» Given problem: Repeat the material exactly, every line of it.

====================

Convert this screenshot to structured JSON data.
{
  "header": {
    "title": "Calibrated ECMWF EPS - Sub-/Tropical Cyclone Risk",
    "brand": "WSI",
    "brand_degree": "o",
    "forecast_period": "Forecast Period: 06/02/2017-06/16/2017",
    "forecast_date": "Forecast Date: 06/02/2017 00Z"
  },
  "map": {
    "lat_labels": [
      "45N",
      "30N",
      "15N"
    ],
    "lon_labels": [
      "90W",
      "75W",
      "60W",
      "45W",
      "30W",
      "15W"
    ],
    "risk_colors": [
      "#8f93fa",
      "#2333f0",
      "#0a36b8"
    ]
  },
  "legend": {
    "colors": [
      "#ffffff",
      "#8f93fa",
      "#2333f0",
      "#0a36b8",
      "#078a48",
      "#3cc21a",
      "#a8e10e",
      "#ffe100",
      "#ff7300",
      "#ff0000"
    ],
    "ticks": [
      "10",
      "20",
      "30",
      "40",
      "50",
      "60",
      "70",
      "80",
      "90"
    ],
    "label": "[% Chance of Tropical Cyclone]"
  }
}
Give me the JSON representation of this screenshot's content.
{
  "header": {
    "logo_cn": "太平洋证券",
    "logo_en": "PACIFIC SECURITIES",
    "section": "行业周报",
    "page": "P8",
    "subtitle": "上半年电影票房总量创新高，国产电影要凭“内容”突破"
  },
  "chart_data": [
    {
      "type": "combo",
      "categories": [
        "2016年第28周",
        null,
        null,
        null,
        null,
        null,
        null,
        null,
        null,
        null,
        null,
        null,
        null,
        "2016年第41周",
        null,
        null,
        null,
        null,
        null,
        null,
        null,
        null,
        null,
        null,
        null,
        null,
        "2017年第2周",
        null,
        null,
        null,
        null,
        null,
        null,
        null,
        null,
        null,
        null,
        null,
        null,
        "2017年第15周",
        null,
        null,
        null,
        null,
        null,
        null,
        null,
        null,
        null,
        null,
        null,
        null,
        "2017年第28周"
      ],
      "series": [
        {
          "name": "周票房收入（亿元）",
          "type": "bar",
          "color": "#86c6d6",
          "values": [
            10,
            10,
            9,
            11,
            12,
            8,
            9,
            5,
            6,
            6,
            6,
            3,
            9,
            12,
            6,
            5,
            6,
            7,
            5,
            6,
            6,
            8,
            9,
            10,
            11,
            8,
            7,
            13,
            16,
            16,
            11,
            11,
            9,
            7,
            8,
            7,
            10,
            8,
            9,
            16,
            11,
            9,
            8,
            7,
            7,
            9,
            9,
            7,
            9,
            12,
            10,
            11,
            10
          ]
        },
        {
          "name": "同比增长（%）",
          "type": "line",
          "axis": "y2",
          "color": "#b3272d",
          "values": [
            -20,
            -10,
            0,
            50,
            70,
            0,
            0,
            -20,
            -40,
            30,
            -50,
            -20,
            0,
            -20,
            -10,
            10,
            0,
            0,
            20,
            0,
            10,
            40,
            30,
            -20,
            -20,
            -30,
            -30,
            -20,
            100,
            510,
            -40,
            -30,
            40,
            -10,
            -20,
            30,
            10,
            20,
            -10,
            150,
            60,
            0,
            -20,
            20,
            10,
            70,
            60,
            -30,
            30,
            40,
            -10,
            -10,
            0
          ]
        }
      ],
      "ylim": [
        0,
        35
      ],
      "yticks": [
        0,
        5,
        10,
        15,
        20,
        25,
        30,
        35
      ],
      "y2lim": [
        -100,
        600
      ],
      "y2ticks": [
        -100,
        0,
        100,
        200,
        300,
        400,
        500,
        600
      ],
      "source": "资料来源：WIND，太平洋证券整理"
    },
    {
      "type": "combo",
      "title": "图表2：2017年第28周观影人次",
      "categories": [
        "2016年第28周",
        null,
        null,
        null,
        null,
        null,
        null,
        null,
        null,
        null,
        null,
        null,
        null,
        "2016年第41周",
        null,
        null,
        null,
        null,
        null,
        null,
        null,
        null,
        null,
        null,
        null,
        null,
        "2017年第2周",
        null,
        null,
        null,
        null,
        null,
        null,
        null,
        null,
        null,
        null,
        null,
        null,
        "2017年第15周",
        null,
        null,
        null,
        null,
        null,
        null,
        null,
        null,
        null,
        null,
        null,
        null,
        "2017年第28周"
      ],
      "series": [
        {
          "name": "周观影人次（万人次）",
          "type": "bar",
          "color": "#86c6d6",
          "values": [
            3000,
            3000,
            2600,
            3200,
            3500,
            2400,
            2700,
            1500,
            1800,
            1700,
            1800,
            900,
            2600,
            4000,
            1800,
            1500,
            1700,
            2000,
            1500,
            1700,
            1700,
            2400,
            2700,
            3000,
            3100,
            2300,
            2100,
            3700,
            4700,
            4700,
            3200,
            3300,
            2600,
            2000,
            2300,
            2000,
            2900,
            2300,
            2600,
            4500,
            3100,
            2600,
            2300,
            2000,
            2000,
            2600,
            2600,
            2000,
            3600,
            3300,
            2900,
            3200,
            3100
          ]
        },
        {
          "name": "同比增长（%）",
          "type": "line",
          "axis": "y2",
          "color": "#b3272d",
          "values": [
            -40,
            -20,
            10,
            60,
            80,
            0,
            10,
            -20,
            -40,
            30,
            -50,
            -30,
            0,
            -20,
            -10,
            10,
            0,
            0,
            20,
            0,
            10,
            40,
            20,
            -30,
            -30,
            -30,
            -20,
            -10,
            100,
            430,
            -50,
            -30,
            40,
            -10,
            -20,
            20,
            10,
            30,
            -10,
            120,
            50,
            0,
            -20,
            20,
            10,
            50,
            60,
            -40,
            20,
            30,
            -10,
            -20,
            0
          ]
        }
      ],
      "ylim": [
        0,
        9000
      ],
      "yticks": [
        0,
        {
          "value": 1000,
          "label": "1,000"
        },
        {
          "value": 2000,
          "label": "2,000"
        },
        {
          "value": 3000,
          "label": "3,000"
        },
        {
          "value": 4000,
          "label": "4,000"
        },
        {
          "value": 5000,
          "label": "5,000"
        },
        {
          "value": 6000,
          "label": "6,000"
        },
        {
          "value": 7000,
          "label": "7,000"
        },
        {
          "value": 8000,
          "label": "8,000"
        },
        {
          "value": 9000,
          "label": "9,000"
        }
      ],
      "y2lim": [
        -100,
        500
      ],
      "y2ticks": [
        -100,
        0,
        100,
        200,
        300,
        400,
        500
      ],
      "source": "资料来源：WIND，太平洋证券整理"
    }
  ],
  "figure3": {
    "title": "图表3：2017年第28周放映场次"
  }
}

====================

» Result:
Convert this screenshot to structured JSON data.
{
  "header": {
    "title": "Calibrated ECMWF EPS - Sub-/Tropical Cyclone Risk",
    "brand": "WSI",
    "brand_degree": "o",
    "forecast_period": "Forecast Period: 06/02/2017-06/16/2017",
    "forecast_date": "Forecast Date: 06/02/2017 00Z"
  },
  "map": {
    "lat_labels": [
      "45N",
      "30N",
      "15N"
    ],
    "lon_labels": [
      "90W",
      "75W",
      "60W",
      "45W",
      "30W",
      "15W"
    ],
    "risk_colors": [
      "#8f93fa",
      "#2333f0",
      "#0a36b8"
    ]
  },
  "legend": {
    "colors": [
      "#ffffff",
      "#8f93fa",
      "#2333f0",
      "#0a36b8",
      "#078a48",
      "#3cc21a",
      "#a8e10e",
      "#ffe100",
      "#ff7300",
      "#ff0000"
    ],
    "ticks": [
      "10",
      "20",
      "30",
      "40",
      "50",
      "60",
      "70",
      "80",
      "90"
    ],
    "label": "[% Chance of Tropical Cyclone]"
  }
}
Give me the JSON representation of this screenshot's content.
{
  "header": {
    "logo_cn": "太平洋证券",
    "logo_en": "PACIFIC SECURITIES",
    "section": "行业周报",
    "page": "P8",
    "subtitle": "上半年电影票房总量创新高，国产电影要凭“内容”突破"
  },
  "chart_data": [
    {
      "type": "combo",
      "categories": [
        "2016年第28周",
        null,
        null,
        null,
        null,
        null,
        null,
        null,
        null,
        null,
        null,
        null,
        null,
        "2016年第41周",
        null,
        null,
        null,
        null,
        null,
        null,
        null,
        null,
        null,
        null,
        null,
        null,
        "2017年第2周",
        null,
        null,
        null,
        null,
        null,
        null,
        null,
        null,
        null,
        null,
        null,
        null,
        "2017年第15周",
        null,
        null,
        null,
        null,
        null,
        null,
        null,
        null,
        null,
        null,
        null,
        null,
        "2017年第28周"
      ],
      "series": [
        {
          "name": "周票房收入（亿元）",
          "type": "bar",
          "color": "#86c6d6",
          "values": [
            10,
            10,
            9,
            11,
            12,
            8,
            9,
            5,
            6,
            6,
            6,
            3,
            9,
            12,
            6,
            5,
            6,
            7,
            5,
            6,
            6,
            8,
            9,
            10,
            11,
            8,
            7,
            13,
            16,
            16,
            11,
            11,
            9,
            7,
            8,
            7,
            10,
            8,
            9,
            16,
            11,
            9,
            8,
            7,
            7,
            9,
            9,
            7,
            9,
            12,
            10,
            11,
            10
          ]
        },
        {
          "name": "同比增长（%）",
          "type": "line",
          "axis": "y2",
          "color": "#b3272d",
          "values": [
            -20,
            -10,
            0,
            50,
            70,
            0,
            0,
            -20,
            -40,
            30,
            -50,
            -20,
            0,
            -20,
            -10,
            10,
            0,
            0,
            20,
            0,
            10,
            40,
            30,
            -20,
            -20,
            -30,
            -30,
            -20,
            100,
            510,
            -40,
            -30,
            40,
            -10,
            -20,
            30,
            10,
            20,
            -10,
            150,
            60,
            0,
            -20,
            20,
            10,
            70,
            60,
            -30,
            30,
            40,
            -10,
            -10,
            0
          ]
        }
      ],
      "ylim": [
        0,
        35
      ],
      "yticks": [
        0,
        5,
        10,
        15,
        20,
        25,
        30,
        35
      ],
      "y2lim": [
        -100,
        600
      ],
      "y2ticks": [
        -100,
        0,
        100,
        200,
        300,
        400,
        500,
        600
      ],
      "source": "资料来源：WIND，太平洋证券整理"
    },
    {
      "type": "combo",
      "title": "图表2：2017年第28周观影人次",
      "categories": [
        "2016年第28周",
        null,
        null,
        null,
        null,
        null,
        null,
        null,
        null,
        null,
        null,
        null,
        null,
        "2016年第41周",
        null,
        null,
        null,
        null,
        null,
        null,
        null,
        null,
        null,
        null,
        null,
        null,
        "2017年第2周",
        null,
        null,
        null,
        null,
        null,
        null,
        null,
        null,
        null,
        null,
        null,
        null,
        "2017年第15周",
        null,
        null,
        null,
        null,
        null,
        null,
        null,
        null,
        null,
        null,
        null,
        null,
        "2017年第28周"
      ],
      "series": [
        {
          "name": "周观影人次（万人次）",
          "type": "bar",
          "color": "#86c6d6",
          "values": [
            3000,
            3000,
            2600,
            3200,
            3500,
            2400,
            2700,
            1500,
            1800,
            1700,
            1800,
            900,
            2600,
            4000,
            1800,
            1500,
            1700,
            2000,
            1500,
            1700,
            1700,
            2400,
            2700,
            3000,
            3100,
            2300,
            2100,
            3700,
            4700,
            4700,
            3200,
            3300,
            2600,
            2000,
            2300,
            2000,
            2900,
            2300,
            2600,
            4500,
            3100,
            2600,
            2300,
            2000,
            2000,
            2600,
            2600,
            2000,
            3600,
            3300,
            2900,
            3200,
            3100
          ]
        },
        {
          "name": "同比增长（%）",
          "type": "line",
          "axis": "y2",
          "color": "#b3272d",
          "values": [
            -40,
            -20,
            10,
            60,
            80,
            0,
            10,
            -20,
            -40,
            30,
            -50,
            -30,
            0,
            -20,
            -10,
            10,
            0,
            0,
            20,
            0,
            10,
            40,
            20,
            -30,
            -30,
            -30,
            -20,
            -10,
            100,
            430,
            -50,
            -30,
            40,
            -10,
            -20,
            20,
            10,
            30,
            -10,
            120,
            50,
            0,
            -20,
            20,
            10,
            50,
            60,
            -40,
            20,
            30,
            -10,
            -20,
            0
          ]
        }
      ],
      "ylim": [
        0,
        9000
      ],
      "yticks": [
        0,
        {
          "value": 1000,
          "label": "1,000"
        },
        {
          "value": 2000,
          "label": "2,000"
        },
        {
          "value": 3000,
          "label": "3,000"
        },
        {
          "value": 4000,
          "label": "4,000"
        },
        {
          "value": 5000,
          "label": "5,000"
        },
        {
          "value": 6000,
          "label": "6,000"
        },
        {
          "value": 7000,
          "label": "7,000"
        },
        {
          "value": 8000,
          "label": "8,000"
        },
        {
          "value": 9000,
          "label": "9,000"
        }
      ],
      "y2lim": [
        -100,
        500
      ],
      "y2ticks": [
        -100,
        0,
        100,
        200,
        300,
        400,
        500
      ],
      "source": "资料来源：WIND，太平洋证券整理"
    }
  ],
  "figure3": {
    "title": "图表3：2017年第28周放映场次"
  }
}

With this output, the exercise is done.